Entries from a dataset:
<<<<

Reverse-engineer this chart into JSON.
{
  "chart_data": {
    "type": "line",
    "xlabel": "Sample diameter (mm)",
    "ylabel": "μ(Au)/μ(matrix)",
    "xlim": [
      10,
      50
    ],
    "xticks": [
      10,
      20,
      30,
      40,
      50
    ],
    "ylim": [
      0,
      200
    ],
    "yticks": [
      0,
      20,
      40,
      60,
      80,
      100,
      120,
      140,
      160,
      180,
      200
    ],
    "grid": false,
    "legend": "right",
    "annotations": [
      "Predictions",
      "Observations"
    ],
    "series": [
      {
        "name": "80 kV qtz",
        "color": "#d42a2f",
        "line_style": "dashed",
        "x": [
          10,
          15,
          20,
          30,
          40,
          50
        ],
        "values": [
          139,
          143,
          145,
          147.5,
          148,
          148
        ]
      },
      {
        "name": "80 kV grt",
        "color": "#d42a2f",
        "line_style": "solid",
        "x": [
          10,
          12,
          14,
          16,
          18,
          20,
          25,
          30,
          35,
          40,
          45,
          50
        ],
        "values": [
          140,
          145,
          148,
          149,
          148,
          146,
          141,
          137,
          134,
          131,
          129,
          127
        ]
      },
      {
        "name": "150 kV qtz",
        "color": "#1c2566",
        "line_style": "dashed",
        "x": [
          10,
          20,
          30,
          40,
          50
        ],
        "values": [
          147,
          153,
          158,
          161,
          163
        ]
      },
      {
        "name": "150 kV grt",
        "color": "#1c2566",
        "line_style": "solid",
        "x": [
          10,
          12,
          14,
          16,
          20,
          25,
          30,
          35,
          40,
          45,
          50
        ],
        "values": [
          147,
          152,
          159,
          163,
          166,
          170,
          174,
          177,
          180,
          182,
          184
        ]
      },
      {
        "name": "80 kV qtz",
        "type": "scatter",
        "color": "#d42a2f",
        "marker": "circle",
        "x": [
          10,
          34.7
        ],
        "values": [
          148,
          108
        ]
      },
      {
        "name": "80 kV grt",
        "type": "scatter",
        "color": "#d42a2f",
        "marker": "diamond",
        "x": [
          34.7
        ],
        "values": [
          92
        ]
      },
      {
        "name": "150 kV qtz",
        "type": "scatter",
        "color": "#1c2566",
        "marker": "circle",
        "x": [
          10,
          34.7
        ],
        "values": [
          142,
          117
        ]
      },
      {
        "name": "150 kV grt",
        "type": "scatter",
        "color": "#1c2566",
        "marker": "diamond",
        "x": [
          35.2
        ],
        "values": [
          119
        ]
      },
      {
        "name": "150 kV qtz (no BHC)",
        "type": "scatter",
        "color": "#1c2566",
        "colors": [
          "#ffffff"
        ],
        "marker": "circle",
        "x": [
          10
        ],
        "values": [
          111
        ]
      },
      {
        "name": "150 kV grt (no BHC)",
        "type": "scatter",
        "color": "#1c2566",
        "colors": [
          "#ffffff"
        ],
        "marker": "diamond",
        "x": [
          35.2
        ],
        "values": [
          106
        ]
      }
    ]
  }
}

>>>>

YOUR INSTRUCTIONS |
Copy the data above in full, character for character.

RESULT OF THIS TASK |
Reverse-engineer this chart into JSON.
{
  "chart_data": {
    "type": "line",
    "xlabel": "Sample diameter (mm)",
    "ylabel": "μ(Au)/μ(matrix)",
    "xlim": [
      10,
      50
    ],
    "xticks": [
      10,
      20,
      30,
      40,
      50
    ],
    "ylim": [
      0,
      200
    ],
    "yticks": [
      0,
      20,
      40,
      60,
      80,
      100,
      120,
      140,
      160,
      180,
      200
    ],
    "grid": false,
    "legend": "right",
    "annotations": [
      "Predictions",
      "Observations"
    ],
    "series": [
      {
        "name": "80 kV qtz",
        "color": "#d42a2f",
        "line_style": "dashed",
        "x": [
          10,
          15,
          20,
          30,
          40,
          50
        ],
        "values": [
          139,
          143,
          145,
          147.5,
          148,
          148
        ]
      },
      {
        "name": "80 kV grt",
        "color": "#d42a2f",
        "line_style": "solid",
        "x": [
          10,
          12,
          14,
          16,
          18,
          20,
          25,
          30,
          35,
          40,
          45,
          50
        ],
        "values": [
          140,
          145,
          148,
          149,
          148,
          146,
          141,
          137,
          134,
          131,
          129,
          127
        ]
      },
      {
        "name": "150 kV qtz",
        "color": "#1c2566",
        "line_style": "dashed",
        "x": [
          10,
          20,
          30,
          40,
          50
        ],
        "values": [
          147,
          153,
          158,
          161,
          163
        ]
      },
      {
        "name": "150 kV grt",
        "color": "#1c2566",
        "line_style": "solid",
        "x": [
          10,
          12,
          14,
          16,
          20,
          25,
          30,
          35,
          40,
          45,
          50
        ],
        "values": [
          147,
          152,
          159,
          163,
          166,
          170,
          174,
          177,
          180,
          182,
          184
        ]
      },
      {
        "name": "80 kV qtz",
        "type": "scatter",
        "color": "#d42a2f",
        "marker": "circle",
        "x": [
          10,
          34.7
        ],
        "values": [
          148,
          108
        ]
      },
      {
        "name": "80 kV grt",
        "type": "scatter",
        "color": "#d42a2f",
        "marker": "diamond",
        "x": [
          34.7
        ],
        "values": [
          92
        ]
      },
      {
        "name": "150 kV qtz",
        "type": "scatter",
        "color": "#1c2566",
        "marker": "circle",
        "x": [
          10,
          34.7
        ],
        "values": [
          142,
          117
        ]
      },
      {
        "name": "150 kV grt",
        "type": "scatter",
        "color": "#1c2566",
        "marker": "diamond",
        "x": [
          35.2
        ],
        "values": [
          119
        ]
      },
      {
        "name": "150 kV qtz (no BHC)",
        "type": "scatter",
        "color": "#1c2566",
        "colors": [
          "#ffffff"
        ],
        "marker": "circle",
        "x": [
          10
        ],
        "values": [
          111
        ]
      },
      {
        "name": "150 kV grt (no BHC)",
        "type": "scatter",
        "color": "#1c2566",
        "colors": [
          "#ffffff"
        ],
        "marker": "diamond",
        "x": [
          35.2
        ],
        "values": [
          106
        ]
      }
    ]
  }
}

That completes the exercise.